### Written task
Read the records below and copy each line that contains "screenshot".

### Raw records

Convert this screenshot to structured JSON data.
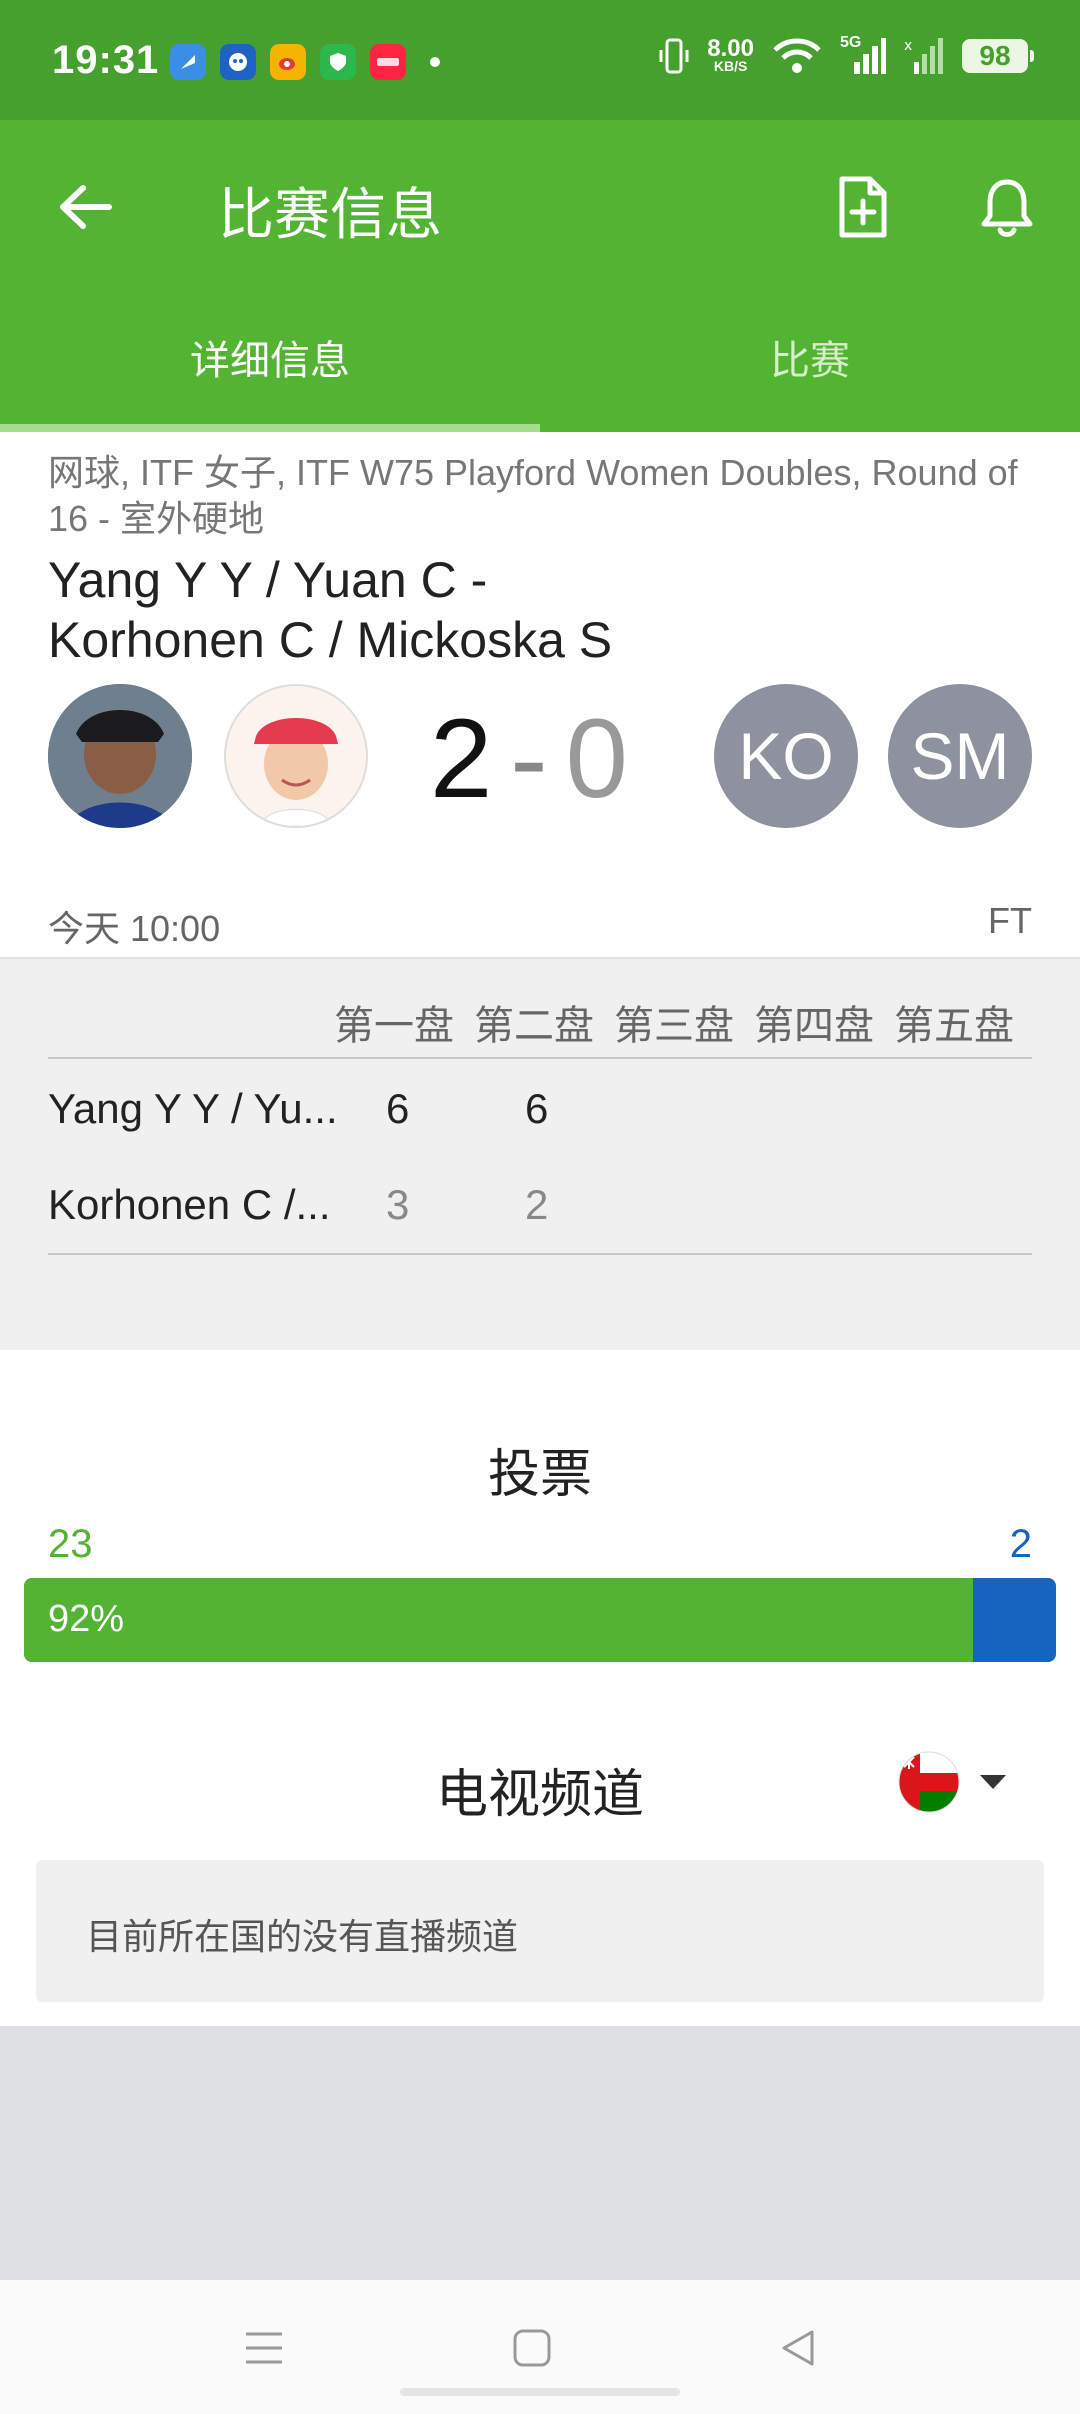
{
  "status_bar": {
    "time": "19:31",
    "speed_value": "8.00",
    "speed_unit": "KB/S",
    "signal": "5G",
    "battery": "98"
  },
  "app_bar": {
    "title": "比赛信息",
    "back_icon": "arrow-left-icon",
    "add_doc_icon": "document-plus-icon",
    "bell_icon": "bell-icon"
  },
  "tabs": [
    {
      "label": "详细信息",
      "active": true
    },
    {
      "label": "比赛",
      "active": false
    }
  ],
  "match": {
    "meta": "网球, ITF 女子, ITF W75 Playford Women Doubles, Round of 16 - 室外硬地",
    "teams_line1": "Yang Y Y / Yuan C -",
    "teams_line2": "Korhonen C / Mickoska S",
    "score_home": "2",
    "score_sep": "-",
    "score_away": "0",
    "away_initials_1": "KO",
    "away_initials_2": "SM",
    "date": "今天 10:00",
    "status": "FT"
  },
  "sets": {
    "headers": [
      "第一盘",
      "第二盘",
      "第三盘",
      "第四盘",
      "第五盘"
    ],
    "rows": [
      {
        "name": "Yang Y Y / Yu...",
        "set1": "6",
        "set2": "6"
      },
      {
        "name": "Korhonen C /...",
        "set1": "3",
        "set2": "2"
      }
    ]
  },
  "vote": {
    "title": "投票",
    "home_count": "23",
    "away_count": "2",
    "home_percent_label": "92%",
    "home_fraction": 0.92,
    "home_color": "#53b332",
    "away_color": "#1565c0"
  },
  "tv": {
    "title": "电视频道",
    "flag_icon": "oman-flag-icon",
    "message": "目前所在国的没有直播频道"
  },
  "colors": {
    "status_bar": "#45a02e",
    "primary": "#53b332"
  }
}
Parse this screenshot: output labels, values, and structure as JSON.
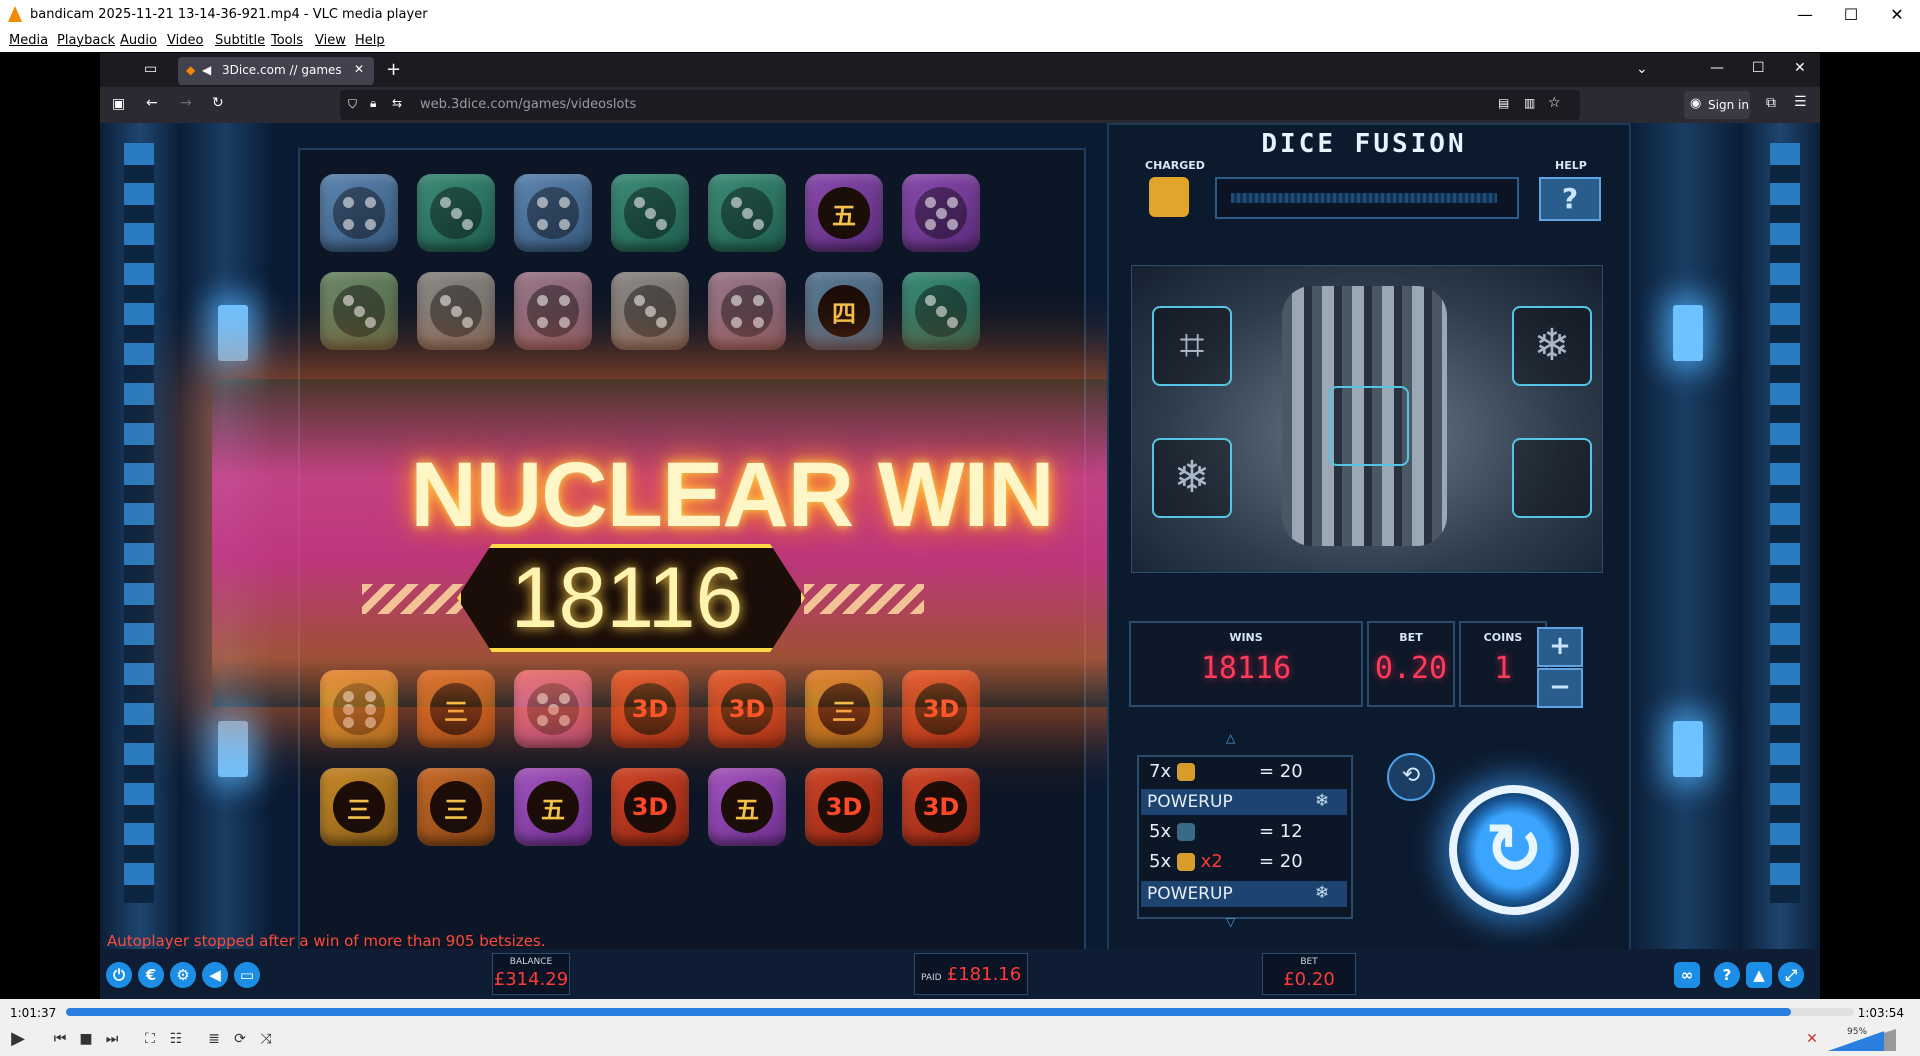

### Exercise result
Convert this screenshot to structured JSON data.
Parse this screenshot: output labels, values, and structure as JSON.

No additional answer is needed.